Set of tasks
1. From the review of Stannard's poetry, list every writer other than Stannard whom the review names.
2. Transcribe the passage of the review of Stannard's poetry between "Another longer sequence" and "plunged down deep.", inclusive.

Text for analysis
******************************
Stannard’s poetry, however, is to be enjoyed for precisely its humour and its anarchic view of life, at times comic and at times tantalisingly enigmatic. It holds up to us the irrationality of our existence, sometimes disjointed –often with short, one-line staccato sentences and non-linear narrative form. They are in effect Dadaistic takes on the human condition, ‘Oh DADA is back. they say / Did DADA ever go away?’, we read in the poem, ‘A Gash in Your Head’. Humour and irony abound, creating a sense of absurdity, which, as Eliot once said, is a way of saying something serious, or as Camus put it, ‘The absurd is the essential concept and the first truth.’ This is, perhaps, Stannard’s central message in the poems in this volume.

Through stream of consciousness, the narrator throws himself into the collective insanity of life using a language that is both allegorical and informal and which owes much to the dictates of the early modernists, particularly Ezra Pound, who championed the use of free verse and innovative rhythms and the use of language that reflected common speech. It might be interesting to know whether Stannard has also been influenced by his fellow Jesuit poet, Hopkins, who wrote that the ‘poetical language of an age should be the current language heightened’. Be that as it may, the language of the poems is refreshingly poetic and imagistic, not mere prose disguised as verse, with form and technique carefully crafted using sound devices, rhythm, syntax, and diction to create unified composition.

Many of the poems in Stannard’s collection are linked thematically, dealing with, among other topics, family, the city, Italy, and death; one sequence, the cicada poems, is an excursion into madness and eventual contentment, with beautiful imagery:

Eat these, he said, the olives of salvation as if a green god were caressing my spleen with the wing of a butterfly

Another longer sequence is the ‘Please Don’t Bomb the Ghost ….’ poems, a discordant depiction of European and world conflict and culture, eventually ending in the eponymous poem of the collection with the conciliatory lines: My brother has slipped from view. I bet you he’s taken a big breath kicked his legs and plunged down deep.

The horses stand under a tree. My brother’s horse is whinnying. – leaving the reader with images of escape and contentment.

Humour, as mentioned, is to be found throughout the collection, as in the poem ‘Zoom Time’, a wonderful satire on the voyeuristic obsession we all developed with background mise-en-scene (our own and others’) in Zoom calls, both public and private.
******************************
Data extracts

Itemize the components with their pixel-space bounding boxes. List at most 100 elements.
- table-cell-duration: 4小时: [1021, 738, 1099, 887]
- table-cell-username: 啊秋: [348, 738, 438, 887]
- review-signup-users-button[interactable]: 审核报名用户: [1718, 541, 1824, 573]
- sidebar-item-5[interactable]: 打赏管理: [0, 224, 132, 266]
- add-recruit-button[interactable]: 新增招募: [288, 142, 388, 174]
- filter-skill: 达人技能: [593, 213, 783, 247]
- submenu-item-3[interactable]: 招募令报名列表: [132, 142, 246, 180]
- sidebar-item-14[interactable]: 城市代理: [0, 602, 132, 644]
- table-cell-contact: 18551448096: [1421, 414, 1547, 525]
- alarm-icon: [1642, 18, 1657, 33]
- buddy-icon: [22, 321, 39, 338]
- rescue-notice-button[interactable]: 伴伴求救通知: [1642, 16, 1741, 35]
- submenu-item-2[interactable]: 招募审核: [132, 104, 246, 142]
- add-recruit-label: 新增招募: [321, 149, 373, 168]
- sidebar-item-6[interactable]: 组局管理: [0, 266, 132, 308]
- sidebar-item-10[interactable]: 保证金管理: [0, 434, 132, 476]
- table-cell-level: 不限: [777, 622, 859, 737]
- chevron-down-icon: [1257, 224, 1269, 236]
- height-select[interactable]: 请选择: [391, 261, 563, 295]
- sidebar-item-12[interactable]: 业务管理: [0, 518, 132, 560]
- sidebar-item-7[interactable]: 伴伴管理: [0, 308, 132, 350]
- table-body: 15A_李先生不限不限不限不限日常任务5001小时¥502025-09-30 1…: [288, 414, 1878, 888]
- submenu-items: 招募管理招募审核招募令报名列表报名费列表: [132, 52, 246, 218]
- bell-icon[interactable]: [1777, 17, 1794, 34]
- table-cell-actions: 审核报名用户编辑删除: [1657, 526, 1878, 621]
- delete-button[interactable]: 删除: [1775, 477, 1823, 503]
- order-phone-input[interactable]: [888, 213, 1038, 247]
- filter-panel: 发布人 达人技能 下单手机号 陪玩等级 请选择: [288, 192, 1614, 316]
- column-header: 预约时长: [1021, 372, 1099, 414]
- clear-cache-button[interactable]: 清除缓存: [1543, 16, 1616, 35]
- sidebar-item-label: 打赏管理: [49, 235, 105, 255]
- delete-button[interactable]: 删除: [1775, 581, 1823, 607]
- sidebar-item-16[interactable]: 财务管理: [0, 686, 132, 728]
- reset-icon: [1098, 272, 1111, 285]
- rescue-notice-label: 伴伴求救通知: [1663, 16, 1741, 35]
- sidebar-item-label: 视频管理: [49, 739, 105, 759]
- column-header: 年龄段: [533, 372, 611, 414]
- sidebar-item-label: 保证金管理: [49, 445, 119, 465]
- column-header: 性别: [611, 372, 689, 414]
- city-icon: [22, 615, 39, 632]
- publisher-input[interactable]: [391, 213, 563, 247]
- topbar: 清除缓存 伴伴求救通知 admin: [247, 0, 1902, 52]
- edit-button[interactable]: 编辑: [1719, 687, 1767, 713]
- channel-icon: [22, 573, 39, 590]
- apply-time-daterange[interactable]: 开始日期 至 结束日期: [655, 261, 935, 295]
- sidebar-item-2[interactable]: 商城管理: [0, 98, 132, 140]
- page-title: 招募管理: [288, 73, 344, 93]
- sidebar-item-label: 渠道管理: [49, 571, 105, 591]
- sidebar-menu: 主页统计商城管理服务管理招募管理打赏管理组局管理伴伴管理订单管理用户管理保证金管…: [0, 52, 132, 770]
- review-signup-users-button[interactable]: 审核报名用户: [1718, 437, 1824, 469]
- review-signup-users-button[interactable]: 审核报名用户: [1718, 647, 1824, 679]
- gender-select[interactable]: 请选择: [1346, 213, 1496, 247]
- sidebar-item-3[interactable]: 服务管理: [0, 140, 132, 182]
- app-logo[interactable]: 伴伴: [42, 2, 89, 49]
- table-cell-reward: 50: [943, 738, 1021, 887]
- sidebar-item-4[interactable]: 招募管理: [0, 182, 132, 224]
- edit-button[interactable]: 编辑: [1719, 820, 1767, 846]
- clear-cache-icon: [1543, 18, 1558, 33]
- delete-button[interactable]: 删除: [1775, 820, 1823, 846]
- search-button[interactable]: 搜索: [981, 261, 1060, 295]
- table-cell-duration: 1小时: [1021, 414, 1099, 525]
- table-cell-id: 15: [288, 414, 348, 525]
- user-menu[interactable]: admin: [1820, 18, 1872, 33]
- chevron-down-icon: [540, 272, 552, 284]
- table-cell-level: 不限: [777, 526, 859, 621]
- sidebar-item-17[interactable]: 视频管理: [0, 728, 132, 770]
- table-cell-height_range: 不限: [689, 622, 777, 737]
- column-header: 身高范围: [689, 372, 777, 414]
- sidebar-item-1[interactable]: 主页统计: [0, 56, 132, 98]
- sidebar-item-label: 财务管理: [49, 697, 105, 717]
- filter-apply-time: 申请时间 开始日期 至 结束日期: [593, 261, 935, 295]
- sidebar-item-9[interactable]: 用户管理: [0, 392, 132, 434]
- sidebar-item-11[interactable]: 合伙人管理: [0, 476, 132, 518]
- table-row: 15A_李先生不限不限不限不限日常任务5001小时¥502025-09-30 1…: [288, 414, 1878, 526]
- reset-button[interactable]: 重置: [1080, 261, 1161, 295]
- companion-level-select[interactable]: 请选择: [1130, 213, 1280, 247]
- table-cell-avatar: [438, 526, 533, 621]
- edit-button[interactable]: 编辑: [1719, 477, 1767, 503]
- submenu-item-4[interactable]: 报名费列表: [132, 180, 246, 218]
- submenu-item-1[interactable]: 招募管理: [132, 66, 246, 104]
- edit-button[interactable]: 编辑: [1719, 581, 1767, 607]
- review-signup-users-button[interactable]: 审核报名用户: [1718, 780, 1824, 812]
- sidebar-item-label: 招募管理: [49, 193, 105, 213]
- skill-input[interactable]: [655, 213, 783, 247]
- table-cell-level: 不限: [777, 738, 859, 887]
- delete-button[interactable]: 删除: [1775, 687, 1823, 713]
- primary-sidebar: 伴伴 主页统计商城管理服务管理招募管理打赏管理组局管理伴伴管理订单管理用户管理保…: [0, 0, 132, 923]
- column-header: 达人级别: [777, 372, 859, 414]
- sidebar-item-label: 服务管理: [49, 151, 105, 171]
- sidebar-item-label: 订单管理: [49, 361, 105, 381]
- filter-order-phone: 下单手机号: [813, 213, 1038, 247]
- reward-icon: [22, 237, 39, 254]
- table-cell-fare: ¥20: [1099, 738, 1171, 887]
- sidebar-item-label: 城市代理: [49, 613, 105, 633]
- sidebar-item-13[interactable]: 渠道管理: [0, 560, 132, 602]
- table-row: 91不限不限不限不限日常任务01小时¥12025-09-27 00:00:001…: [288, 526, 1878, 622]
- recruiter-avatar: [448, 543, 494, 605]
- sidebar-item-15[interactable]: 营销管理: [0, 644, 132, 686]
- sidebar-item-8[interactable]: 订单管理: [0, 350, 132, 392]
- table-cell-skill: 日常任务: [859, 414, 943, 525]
******************************
Answers to the problems
1. Eliot, Camus, Ezra Pound, Hopkins

2.
Another longer sequence is the ‘Please Don’t Bomb the Ghost ….’ poems, a discordant depiction of European and world conflict and culture, eventually ending in the eponymous poem of the collection with the conciliatory lines: My brother has slipped from view. I bet you he’s taken a big breath kicked his legs and plunged down deep.